* **Given problem**: Print out each record below, unaltered and complete, without its images.

Start

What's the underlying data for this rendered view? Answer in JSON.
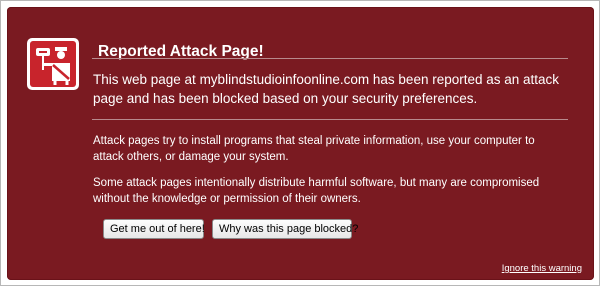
{
  "error_page": {
    "title": "Reported Attack Page!",
    "lead": "This web page at myblindstudioinfoonline.com has been reported as an attack page and has been blocked based on your security preferences.",
    "paragraph_1": "Attack pages try to install programs that steal private information, use your computer to attack others, or damage your system.",
    "paragraph_2": "Some attack pages intentionally distribute harmful software, but many are compromised without the knowledge or permission of their owners.",
    "buttons": {
      "get_out": "Get me out of here!",
      "why_blocked": "Why was this page blocked?"
    },
    "ignore_link": "Ignore this warning"
  },
  "icon": {
    "name": "police-officer-stop-icon"
  },
  "colors": {
    "panel_background": "#7a1a21",
    "icon_background": "#c8242c",
    "text": "#ffffff"
  }
}
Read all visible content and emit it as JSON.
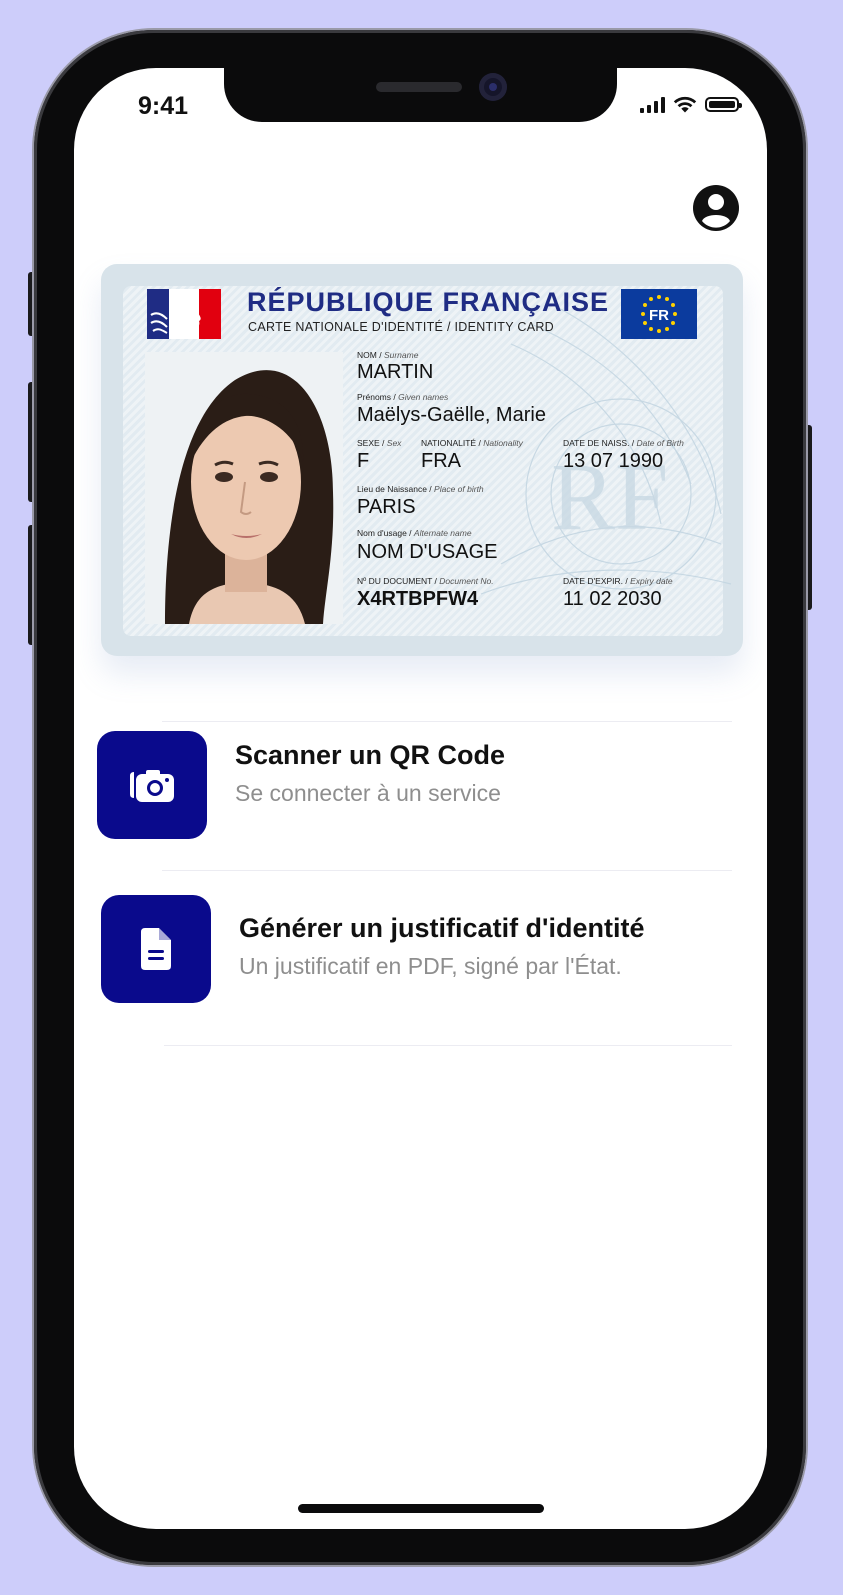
{
  "status_bar": {
    "time": "9:41"
  },
  "header": {
    "profile_icon": "account-circle-icon"
  },
  "id_card": {
    "title": "RÉPUBLIQUE FRANÇAISE",
    "subtitle": "CARTE NATIONALE D'IDENTITÉ / IDENTITY CARD",
    "country_code": "FR",
    "surname_label": "NOM /",
    "surname_label_en": "Surname",
    "surname": "MARTIN",
    "given_names_label": "Prénoms /",
    "given_names_label_en": "Given names",
    "given_names": "Maëlys-Gaëlle, Marie",
    "sex_label": "SEXE /",
    "sex_label_en": "Sex",
    "sex": "F",
    "nationality_label": "NATIONALITÉ /",
    "nationality_label_en": "Nationality",
    "nationality": "FRA",
    "birth_date_label": "DATE DE NAISS. /",
    "birth_date_label_en": "Date of Birth",
    "birth_date": "13 07 1990",
    "birth_place_label": "Lieu de Naissance /",
    "birth_place_label_en": "Place of birth",
    "birth_place": "PARIS",
    "usage_name_label": "Nom d'usage /",
    "usage_name_label_en": "Alternate name",
    "usage_name": "NOM D'USAGE",
    "document_no_label": "Nº DU DOCUMENT /",
    "document_no_label_en": "Document No.",
    "document_no": "X4RTBPFW4",
    "expiry_label": "DATE D'EXPIR. /",
    "expiry_label_en": "Expiry date",
    "expiry_date": "11 02 2030"
  },
  "actions": [
    {
      "title": "Scanner un QR Code",
      "subtitle": "Se connecter à un service",
      "icon": "camera-icon"
    },
    {
      "title": "Générer un justificatif d'identité",
      "subtitle": "Un justificatif en PDF, signé par l'État.",
      "icon": "document-icon"
    }
  ],
  "colors": {
    "background": "#cdcdfa",
    "accent": "#0a0a8c",
    "card_title": "#1f2c84"
  }
}
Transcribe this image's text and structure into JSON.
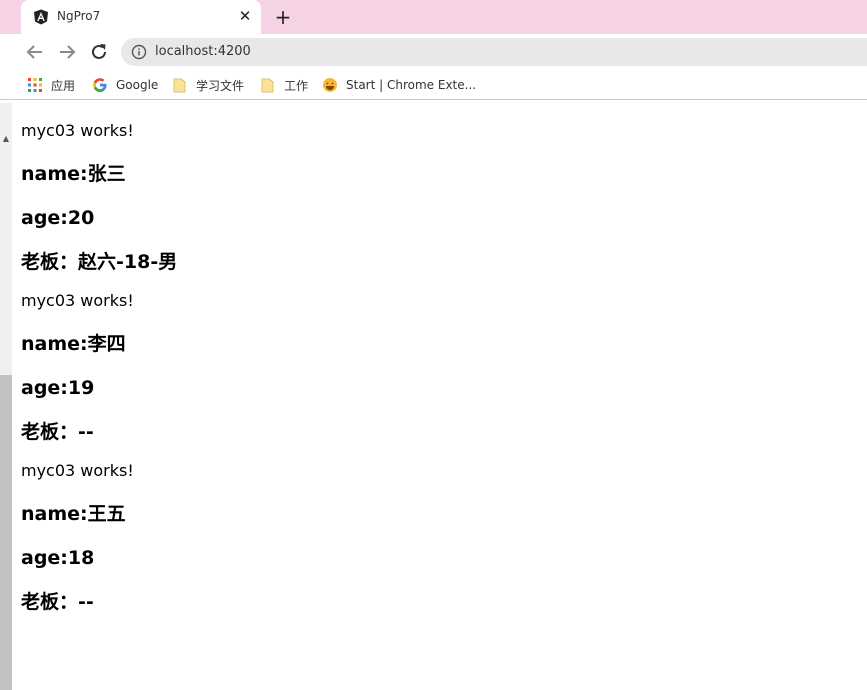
{
  "browser": {
    "tab": {
      "title": "NgPro7",
      "close": "✕"
    },
    "new_tab": "+",
    "url": "localhost:4200",
    "bookmarks": [
      {
        "label": "应用"
      },
      {
        "label": "Google"
      },
      {
        "label": "学习文件"
      },
      {
        "label": "工作"
      },
      {
        "label": "Start | Chrome Exte..."
      }
    ]
  },
  "page": {
    "items": [
      {
        "works": "myc03 works!",
        "name": "name:张三",
        "age": "age:20",
        "boss": "老板：赵六-18-男"
      },
      {
        "works": "myc03 works!",
        "name": "name:李四",
        "age": "age:19",
        "boss": "老板：--"
      },
      {
        "works": "myc03 works!",
        "name": "name:王五",
        "age": "age:18",
        "boss": "老板：--"
      }
    ]
  },
  "colors": {
    "tabstrip": "#f5d3e5",
    "omnibox": "#e8e8e8"
  }
}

End

* **Result for this exercise**:
What's the underlying data for this rendered view? Answer in JSON.
{
  "error_page": {
    "title": "Reported Attack Page!",
    "lead": "This web page at myblindstudioinfoonline.com has been reported as an attack page and has been blocked based on your security preferences.",
    "paragraph_1": "Attack pages try to install programs that steal private information, use your computer to attack others, or damage your system.",
    "paragraph_2": "Some attack pages intentionally distribute harmful software, but many are compromised without the knowledge or permission of their owners.",
    "buttons": {
      "get_out": "Get me out of here!",
      "why_blocked": "Why was this page blocked?"
    },
    "ignore_link": "Ignore this warning"
  },
  "icon": {
    "name": "police-officer-stop-icon"
  },
  "colors": {
    "panel_background": "#7a1a21",
    "icon_background": "#c8242c",
    "text": "#ffffff"
  }
}
Read all visible content and emit it as JSON.
{
  "status_bar": {
    "time": "9:41"
  },
  "header": {
    "profile_icon": "account-circle-icon"
  },
  "id_card": {
    "title": "RÉPUBLIQUE FRANÇAISE",
    "subtitle": "CARTE NATIONALE D'IDENTITÉ / IDENTITY CARD",
    "country_code": "FR",
    "surname_label": "NOM /",
    "surname_label_en": "Surname",
    "surname": "MARTIN",
    "given_names_label": "Prénoms /",
    "given_names_label_en": "Given names",
    "given_names": "Maëlys-Gaëlle, Marie",
    "sex_label": "SEXE /",
    "sex_label_en": "Sex",
    "sex": "F",
    "nationality_label": "NATIONALITÉ /",
    "nationality_label_en": "Nationality",
    "nationality": "FRA",
    "birth_date_label": "DATE DE NAISS. /",
    "birth_date_label_en": "Date of Birth",
    "birth_date": "13 07 1990",
    "birth_place_label": "Lieu de Naissance /",
    "birth_place_label_en": "Place of birth",
    "birth_place": "PARIS",
    "usage_name_label": "Nom d'usage /",
    "usage_name_label_en": "Alternate name",
    "usage_name": "NOM D'USAGE",
    "document_no_label": "Nº DU DOCUMENT /",
    "document_no_label_en": "Document No.",
    "document_no": "X4RTBPFW4",
    "expiry_label": "DATE D'EXPIR. /",
    "expiry_label_en": "Expiry date",
    "expiry_date": "11 02 2030"
  },
  "actions": [
    {
      "title": "Scanner un QR Code",
      "subtitle": "Se connecter à un service",
      "icon": "camera-icon"
    },
    {
      "title": "Générer un justificatif d'identité",
      "subtitle": "Un justificatif en PDF, signé par l'État.",
      "icon": "document-icon"
    }
  ],
  "colors": {
    "background": "#cdcdfa",
    "accent": "#0a0a8c",
    "card_title": "#1f2c84"
  }
}
Transcribe this image's text and structure into JSON.
{
  "browser": {
    "tab": {
      "title": "NgPro7",
      "close": "✕"
    },
    "new_tab": "+",
    "url": "localhost:4200",
    "bookmarks": [
      {
        "label": "应用"
      },
      {
        "label": "Google"
      },
      {
        "label": "学习文件"
      },
      {
        "label": "工作"
      },
      {
        "label": "Start | Chrome Exte..."
      }
    ]
  },
  "page": {
    "items": [
      {
        "works": "myc03 works!",
        "name": "name:张三",
        "age": "age:20",
        "boss": "老板：赵六-18-男"
      },
      {
        "works": "myc03 works!",
        "name": "name:李四",
        "age": "age:19",
        "boss": "老板：--"
      },
      {
        "works": "myc03 works!",
        "name": "name:王五",
        "age": "age:18",
        "boss": "老板：--"
      }
    ]
  },
  "colors": {
    "tabstrip": "#f5d3e5",
    "omnibox": "#e8e8e8"
  }
}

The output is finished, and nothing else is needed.